● TASK GOAL: Format every line of the records below as a numbered list, skipping any blank lines. Omit the pictures from your answer.

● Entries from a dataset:
-- start --

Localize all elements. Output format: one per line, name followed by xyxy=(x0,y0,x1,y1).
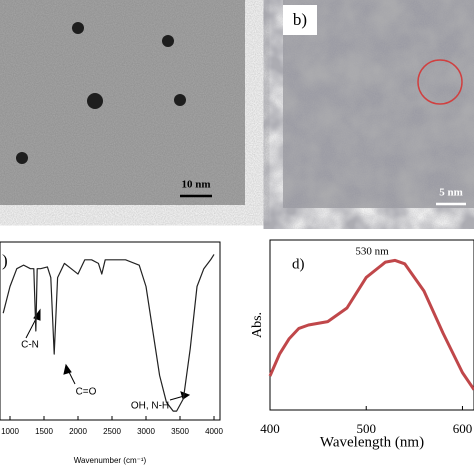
x-tick-label: 500 xyxy=(356,421,376,436)
annotation: 530 nm xyxy=(355,246,389,258)
annotation: OH, N-H xyxy=(131,401,169,412)
panel-label: d) xyxy=(292,256,305,272)
scale-label: 5 nm xyxy=(439,187,463,199)
x-tick-label: 3500 xyxy=(171,427,189,436)
annotation: C-N xyxy=(21,340,39,351)
x-tick-label: 2500 xyxy=(103,427,121,436)
tem-image-a: 10 nm xyxy=(0,0,245,205)
scale-label: 10 nm xyxy=(181,179,210,191)
spectrum-line xyxy=(268,258,474,391)
chart: 1000 1500 2000 2500 3000 3500 4000 Wavenumber (… xyxy=(0,241,223,465)
annotation: C=O xyxy=(76,387,97,398)
x-tick-label: 400 xyxy=(260,421,280,436)
x-tick-label: 1000 xyxy=(1,427,19,436)
x-axis-label: Wavenumber (cm⁻¹) xyxy=(74,456,147,465)
x-tick-label: 4000 xyxy=(205,427,223,436)
x-tick-label: 1500 xyxy=(35,427,53,436)
panel-label: ) xyxy=(2,251,8,270)
plot-frame xyxy=(269,239,474,411)
spectrum-line xyxy=(2,254,215,412)
ir-arrows xyxy=(25,308,191,401)
x-axis-label: Wavelength (nm) xyxy=(320,434,424,450)
plot-frame xyxy=(0,241,221,421)
chart: 400 500 600 Wavelength (nm) Abs. d) 530 nm xyxy=(250,239,474,450)
panel-label: b) xyxy=(293,10,307,29)
tem-image-b: b) 5 nm xyxy=(283,0,474,208)
x-tick-label: 2000 xyxy=(69,427,87,436)
x-tick-label: 600 xyxy=(453,421,473,436)
x-tick-label: 3000 xyxy=(137,427,155,436)
y-axis-label: Abs. xyxy=(250,312,265,338)
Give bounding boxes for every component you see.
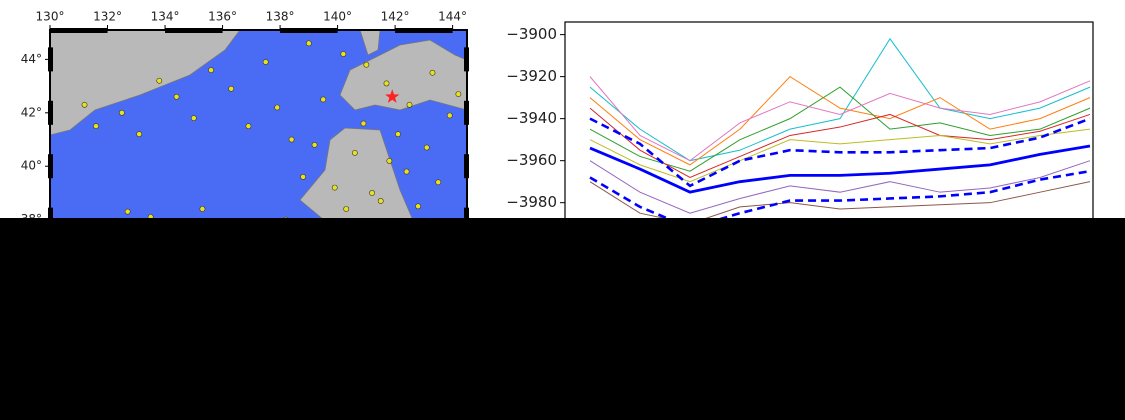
epicenter xyxy=(82,102,87,107)
y-tick-label: −3900 xyxy=(506,25,557,43)
x-tick-label: 142° xyxy=(381,10,410,24)
epicenter xyxy=(352,150,357,155)
black-crop xyxy=(0,218,1125,420)
epicenter xyxy=(424,145,429,150)
epicenter xyxy=(312,142,317,147)
epicenter xyxy=(361,121,366,126)
x-tick-label: 136° xyxy=(208,10,237,24)
x-tick-label: 130° xyxy=(36,10,65,24)
frame-stripe xyxy=(48,47,53,71)
trace-line xyxy=(590,39,1090,161)
figure: 130°132°134°136°138°140°142°144°38°40°42… xyxy=(0,0,1125,420)
frame-stripe xyxy=(464,101,469,125)
x-tick-label: 134° xyxy=(151,10,180,24)
epicenter xyxy=(300,174,305,179)
epicenter xyxy=(275,105,280,110)
epicenter xyxy=(404,169,409,174)
epicenter xyxy=(416,204,421,209)
epicenter xyxy=(332,185,337,190)
y-tick-label: −3980 xyxy=(506,193,557,211)
epicenter xyxy=(306,41,311,46)
epicenter xyxy=(200,206,205,211)
epicenter xyxy=(191,116,196,121)
epicenter xyxy=(321,97,326,102)
trace-line xyxy=(590,161,1090,214)
epicenter xyxy=(137,132,142,137)
frame-stripe xyxy=(50,28,108,33)
frame-stripe xyxy=(280,28,338,33)
x-tick-label: 144° xyxy=(438,10,467,24)
epicenter xyxy=(436,180,441,185)
frame-stripe xyxy=(395,28,453,33)
y-tick-label: −3960 xyxy=(506,151,557,169)
epicenter xyxy=(157,78,162,83)
epicenter xyxy=(125,209,130,214)
epicenter xyxy=(246,124,251,129)
epicenter xyxy=(208,67,213,72)
x-tick-label: 138° xyxy=(266,10,295,24)
line-traces xyxy=(590,39,1090,228)
x-tick-label: 140° xyxy=(323,10,352,24)
epicenter xyxy=(447,113,452,118)
epicenter xyxy=(174,94,179,99)
epicenter xyxy=(364,62,369,67)
page: 130°132°134°136°138°140°142°144°38°40°42… xyxy=(0,0,1125,420)
y-tick-label: 42° xyxy=(21,105,42,119)
epicenter xyxy=(263,59,268,64)
frame-stripe xyxy=(165,28,223,33)
y-tick-label: 44° xyxy=(21,52,42,66)
epicenter xyxy=(93,124,98,129)
epicenter xyxy=(378,198,383,203)
epicenter xyxy=(344,206,349,211)
epicenter xyxy=(430,70,435,75)
frame-stripe xyxy=(464,154,469,178)
map-panel xyxy=(50,30,467,225)
y-tick-label: −3940 xyxy=(506,109,557,127)
epicenter xyxy=(119,110,124,115)
epicenter xyxy=(369,190,374,195)
x-tick-label: 132° xyxy=(93,10,122,24)
epicenter xyxy=(395,132,400,137)
frame-stripe xyxy=(464,47,469,71)
plot-frame xyxy=(565,22,1093,230)
frame-stripe xyxy=(48,154,53,178)
frame-stripe xyxy=(48,101,53,125)
y-tick-label: 40° xyxy=(21,159,42,173)
epicenter xyxy=(384,81,389,86)
y-tick-label: −3920 xyxy=(506,67,557,85)
epicenter xyxy=(229,86,234,91)
epicenter xyxy=(341,51,346,56)
epicenter xyxy=(289,137,294,142)
epicenter xyxy=(387,158,392,163)
epicenter xyxy=(407,102,412,107)
epicenter xyxy=(456,92,461,97)
trace-line xyxy=(590,129,1090,182)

-- end --

● CORRECT ANSWER:
1. Localize all elements. Output format: one per line, name followed by xyxy=(x0,y0,x1,y1).
2. x-tick-label: 500 xyxy=(356,421,376,436)
3. annotation: 530 nm xyxy=(355,246,389,258)
4. annotation: OH, N-H xyxy=(131,401,169,412)
5. panel-label: d) xyxy=(292,256,305,272)
6. scale-label: 5 nm xyxy=(439,187,463,199)
7. x-tick-label: 3500 xyxy=(171,427,189,436)
8. annotation: C-N xyxy=(21,340,39,351)
9. x-tick-label: 2500 xyxy=(103,427,121,436)
10. tem-image-a: 10 nm xyxy=(0,0,245,205)
11. scale-label: 10 nm xyxy=(181,179,210,191)
12. spectrum-line xyxy=(268,258,474,391)
13. chart: 1000 1500 2000 2500 3000 3500 4000 Wavenumber (… xyxy=(0,241,223,465)
14. annotation: C=O xyxy=(76,387,97,398)
15. x-tick-label: 400 xyxy=(260,421,280,436)
16. x-tick-label: 1000 xyxy=(1,427,19,436)
17. x-axis-label: Wavenumber (cm⁻¹) xyxy=(74,456,147,465)
18. x-tick-label: 4000 xyxy=(205,427,223,436)
19. x-tick-label: 1500 xyxy=(35,427,53,436)
20. panel-label: ) xyxy=(2,251,8,270)
21. plot-frame xyxy=(269,239,474,411)
22. spectrum-line xyxy=(2,254,215,412)
23. ir-arrows xyxy=(25,308,191,401)
24. x-axis-label: Wavelength (nm) xyxy=(320,434,424,450)
25. plot-frame xyxy=(0,241,221,421)
26. chart: 400 500 600 Wavelength (nm) Abs. d) 530 nm xyxy=(250,239,474,450)
27. panel-label: b) xyxy=(293,10,307,29)
28. tem-image-b: b) 5 nm xyxy=(283,0,474,208)
29. x-tick-label: 2000 xyxy=(69,427,87,436)
30. x-tick-label: 600 xyxy=(453,421,473,436)
31. x-tick-label: 3000 xyxy=(137,427,155,436)
32. y-axis-label: Abs. xyxy=(250,312,265,338)
33. Give bounding boxes for every component you see.
34. epicenter xyxy=(82,102,87,107)
35. y-tick-label: −3900 xyxy=(506,25,557,43)
36. x-tick-label: 142° xyxy=(381,10,410,24)
37. epicenter xyxy=(352,150,357,155)
38. black-crop xyxy=(0,218,1125,420)
39. epicenter xyxy=(424,145,429,150)
40. epicenter xyxy=(312,142,317,147)
41. epicenter xyxy=(361,121,366,126)
42. x-tick-label: 136° xyxy=(208,10,237,24)
43. x-tick-label: 130° xyxy=(36,10,65,24)
44. frame-stripe xyxy=(48,47,53,71)
45. trace-line xyxy=(590,39,1090,161)
46. figure: 130°132°134°136°138°140°142°144°38°40°42… xyxy=(0,0,1125,420)
47. frame-stripe xyxy=(464,101,469,125)
48. x-tick-label: 134° xyxy=(151,10,180,24)
49. epicenter xyxy=(300,174,305,179)
50. epicenter xyxy=(275,105,280,110)
51. epicenter xyxy=(404,169,409,174)
52. epicenter xyxy=(416,204,421,209)
53. epicenter xyxy=(332,185,337,190)
54. y-tick-label: −3980 xyxy=(506,193,557,211)
55. epicenter xyxy=(306,41,311,46)
56. epicenter xyxy=(200,206,205,211)
57. epicenter xyxy=(191,116,196,121)
58. epicenter xyxy=(321,97,326,102)
59. trace-line xyxy=(590,161,1090,214)
60. epicenter xyxy=(137,132,142,137)
61. frame-stripe xyxy=(50,28,108,33)
62. frame-stripe xyxy=(280,28,338,33)
63. x-tick-label: 144° xyxy=(438,10,467,24)
64. epicenter xyxy=(436,180,441,185)
65. frame-stripe xyxy=(395,28,453,33)
66. y-tick-label: −3960 xyxy=(506,151,557,169)
67. epicenter xyxy=(157,78,162,83)
68. epicenter xyxy=(125,209,130,214)
69. epicenter xyxy=(246,124,251,129)
70. epicenter xyxy=(208,67,213,72)
71. x-tick-label: 138° xyxy=(266,10,295,24)
72. line-traces xyxy=(590,39,1090,228)
73. x-tick-label: 140° xyxy=(323,10,352,24)
74. epicenter xyxy=(447,113,452,118)
75. epicenter xyxy=(174,94,179,99)
76. epicenter xyxy=(364,62,369,67)
77. page: 130°132°134°136°138°140°142°144°38°40°42… xyxy=(0,0,1125,420)
78. y-tick-label: 42° xyxy=(21,105,42,119)
79. epicenter xyxy=(263,59,268,64)
80. frame-stripe xyxy=(165,28,223,33)
81. y-tick-label: 44° xyxy=(21,52,42,66)
82. epicenter xyxy=(93,124,98,129)
83. epicenter xyxy=(378,198,383,203)
84. epicenter xyxy=(344,206,349,211)
85. epicenter xyxy=(430,70,435,75)
86. frame-stripe xyxy=(464,154,469,178)
87. map-panel xyxy=(50,30,467,225)
88. y-tick-label: −3940 xyxy=(506,109,557,127)
89. epicenter xyxy=(119,110,124,115)
90. epicenter xyxy=(369,190,374,195)
91. x-tick-label: 132° xyxy=(93,10,122,24)
92. epicenter xyxy=(395,132,400,137)
93. frame-stripe xyxy=(464,47,469,71)
94. plot-frame xyxy=(565,22,1093,230)
95. frame-stripe xyxy=(48,154,53,178)
96. frame-stripe xyxy=(48,101,53,125)
97. y-tick-label: 40° xyxy=(21,159,42,173)
98. epicenter xyxy=(384,81,389,86)
99. y-tick-label: −3920 xyxy=(506,67,557,85)
100. epicenter xyxy=(229,86,234,91)
101. epicenter xyxy=(341,51,346,56)
102. epicenter xyxy=(289,137,294,142)
103. epicenter xyxy=(387,158,392,163)
104. epicenter xyxy=(407,102,412,107)
105. epicenter xyxy=(456,92,461,97)
106. trace-line xyxy=(590,129,1090,182)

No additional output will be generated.